(Figure record extracts)
#####
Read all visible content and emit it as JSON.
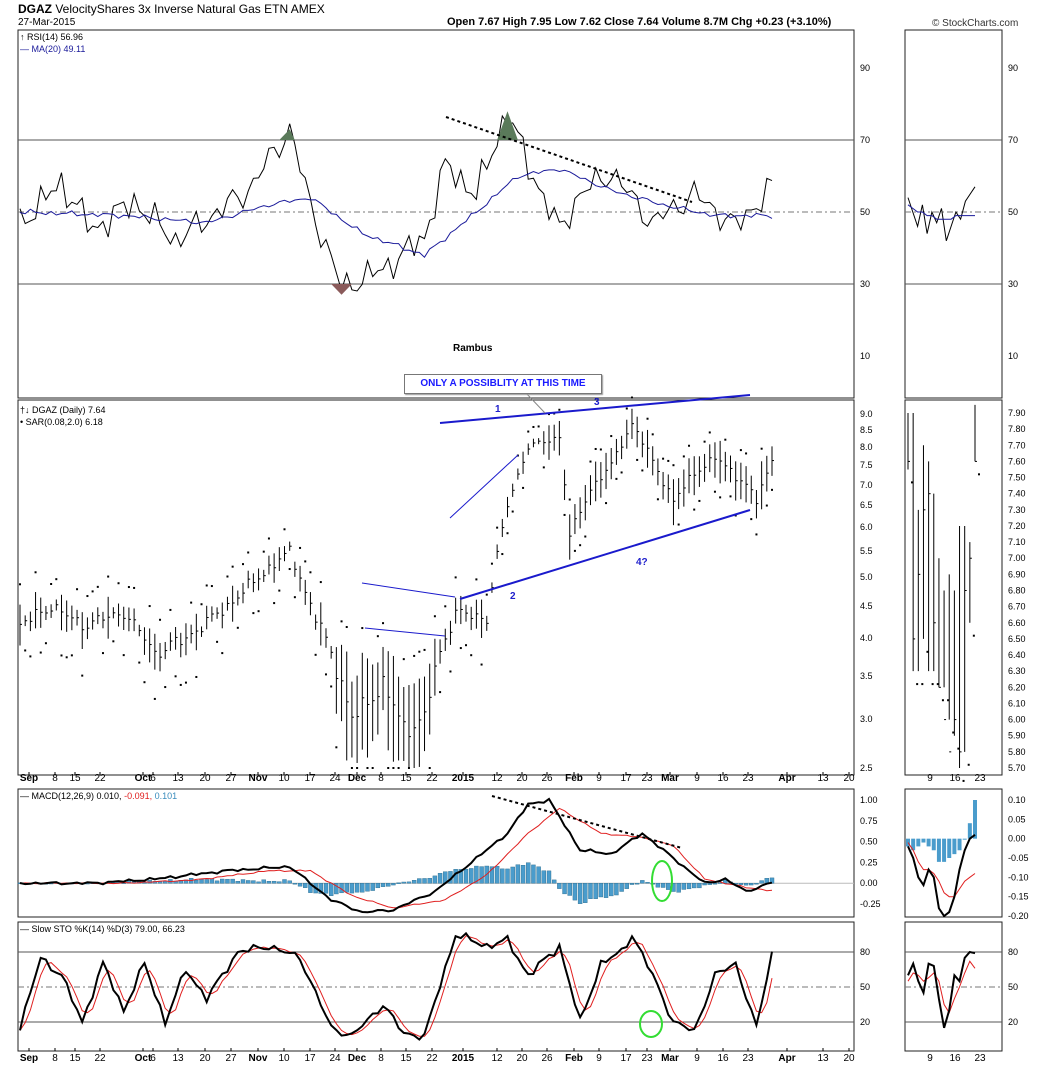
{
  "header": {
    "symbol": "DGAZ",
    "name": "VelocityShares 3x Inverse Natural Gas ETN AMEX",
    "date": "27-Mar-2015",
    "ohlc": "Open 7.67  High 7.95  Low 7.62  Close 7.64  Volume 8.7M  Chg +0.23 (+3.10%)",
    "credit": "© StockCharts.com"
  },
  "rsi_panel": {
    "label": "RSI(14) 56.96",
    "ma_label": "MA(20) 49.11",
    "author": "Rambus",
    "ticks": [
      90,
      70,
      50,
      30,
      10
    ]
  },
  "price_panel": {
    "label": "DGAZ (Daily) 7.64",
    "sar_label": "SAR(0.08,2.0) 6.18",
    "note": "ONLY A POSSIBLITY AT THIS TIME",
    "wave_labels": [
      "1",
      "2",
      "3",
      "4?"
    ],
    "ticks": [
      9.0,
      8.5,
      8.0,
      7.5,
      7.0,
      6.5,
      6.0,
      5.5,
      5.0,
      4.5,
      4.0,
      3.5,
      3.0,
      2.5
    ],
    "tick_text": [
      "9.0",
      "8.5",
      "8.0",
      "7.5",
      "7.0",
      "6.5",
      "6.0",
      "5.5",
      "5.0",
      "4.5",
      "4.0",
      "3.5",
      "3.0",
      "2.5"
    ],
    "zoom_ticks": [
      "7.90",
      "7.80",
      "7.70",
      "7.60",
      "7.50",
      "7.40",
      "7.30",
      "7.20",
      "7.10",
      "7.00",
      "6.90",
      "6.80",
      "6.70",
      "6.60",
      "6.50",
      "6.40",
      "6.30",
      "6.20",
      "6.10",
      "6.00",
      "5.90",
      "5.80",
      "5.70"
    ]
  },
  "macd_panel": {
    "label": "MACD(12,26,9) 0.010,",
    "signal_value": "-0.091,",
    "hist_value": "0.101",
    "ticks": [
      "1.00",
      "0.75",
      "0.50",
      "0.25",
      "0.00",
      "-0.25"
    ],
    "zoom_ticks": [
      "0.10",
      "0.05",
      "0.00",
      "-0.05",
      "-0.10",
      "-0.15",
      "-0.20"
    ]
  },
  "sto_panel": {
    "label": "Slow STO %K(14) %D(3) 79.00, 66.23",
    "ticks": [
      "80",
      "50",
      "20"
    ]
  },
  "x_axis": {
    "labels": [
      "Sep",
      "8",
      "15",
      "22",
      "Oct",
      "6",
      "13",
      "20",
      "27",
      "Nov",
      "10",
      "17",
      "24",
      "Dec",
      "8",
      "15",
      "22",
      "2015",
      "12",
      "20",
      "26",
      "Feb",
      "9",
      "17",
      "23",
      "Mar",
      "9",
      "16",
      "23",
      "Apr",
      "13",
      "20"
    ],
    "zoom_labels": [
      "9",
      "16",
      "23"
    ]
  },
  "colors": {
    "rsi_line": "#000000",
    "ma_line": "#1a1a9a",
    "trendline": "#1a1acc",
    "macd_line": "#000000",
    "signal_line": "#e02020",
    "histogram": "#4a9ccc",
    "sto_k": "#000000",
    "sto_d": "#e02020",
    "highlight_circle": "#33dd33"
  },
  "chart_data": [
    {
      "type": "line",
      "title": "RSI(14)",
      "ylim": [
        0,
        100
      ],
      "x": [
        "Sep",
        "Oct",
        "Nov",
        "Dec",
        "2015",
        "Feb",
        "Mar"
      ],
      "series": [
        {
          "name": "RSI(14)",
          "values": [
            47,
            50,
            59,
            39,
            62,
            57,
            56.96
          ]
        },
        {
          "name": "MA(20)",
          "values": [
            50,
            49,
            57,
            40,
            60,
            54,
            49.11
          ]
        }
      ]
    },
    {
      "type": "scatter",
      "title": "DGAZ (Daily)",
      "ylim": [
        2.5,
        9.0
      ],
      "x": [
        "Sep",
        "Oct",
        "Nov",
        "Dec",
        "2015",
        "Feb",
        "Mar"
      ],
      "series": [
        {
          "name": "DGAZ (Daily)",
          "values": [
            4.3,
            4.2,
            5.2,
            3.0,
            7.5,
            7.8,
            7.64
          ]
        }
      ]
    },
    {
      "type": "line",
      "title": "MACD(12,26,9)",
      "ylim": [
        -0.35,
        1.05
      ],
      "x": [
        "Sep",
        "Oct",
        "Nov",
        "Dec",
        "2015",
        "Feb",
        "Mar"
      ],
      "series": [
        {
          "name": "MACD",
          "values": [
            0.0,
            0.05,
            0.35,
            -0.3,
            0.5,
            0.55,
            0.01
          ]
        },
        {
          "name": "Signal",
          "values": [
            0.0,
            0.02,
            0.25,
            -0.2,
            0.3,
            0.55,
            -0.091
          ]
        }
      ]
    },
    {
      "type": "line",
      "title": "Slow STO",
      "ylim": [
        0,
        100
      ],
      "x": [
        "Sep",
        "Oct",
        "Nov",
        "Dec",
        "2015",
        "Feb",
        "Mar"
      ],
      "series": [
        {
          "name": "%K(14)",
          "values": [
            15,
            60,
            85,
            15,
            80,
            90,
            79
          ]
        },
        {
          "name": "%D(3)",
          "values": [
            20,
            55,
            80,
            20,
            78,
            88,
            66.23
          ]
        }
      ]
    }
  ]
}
#####
_Problem to solve_
Pick out all lines containing the string "Slow".

_Exercise response_
    "label": "Slow STO %K(14) %D(3) 79.00, 66.23",
      "title": "Slow STO",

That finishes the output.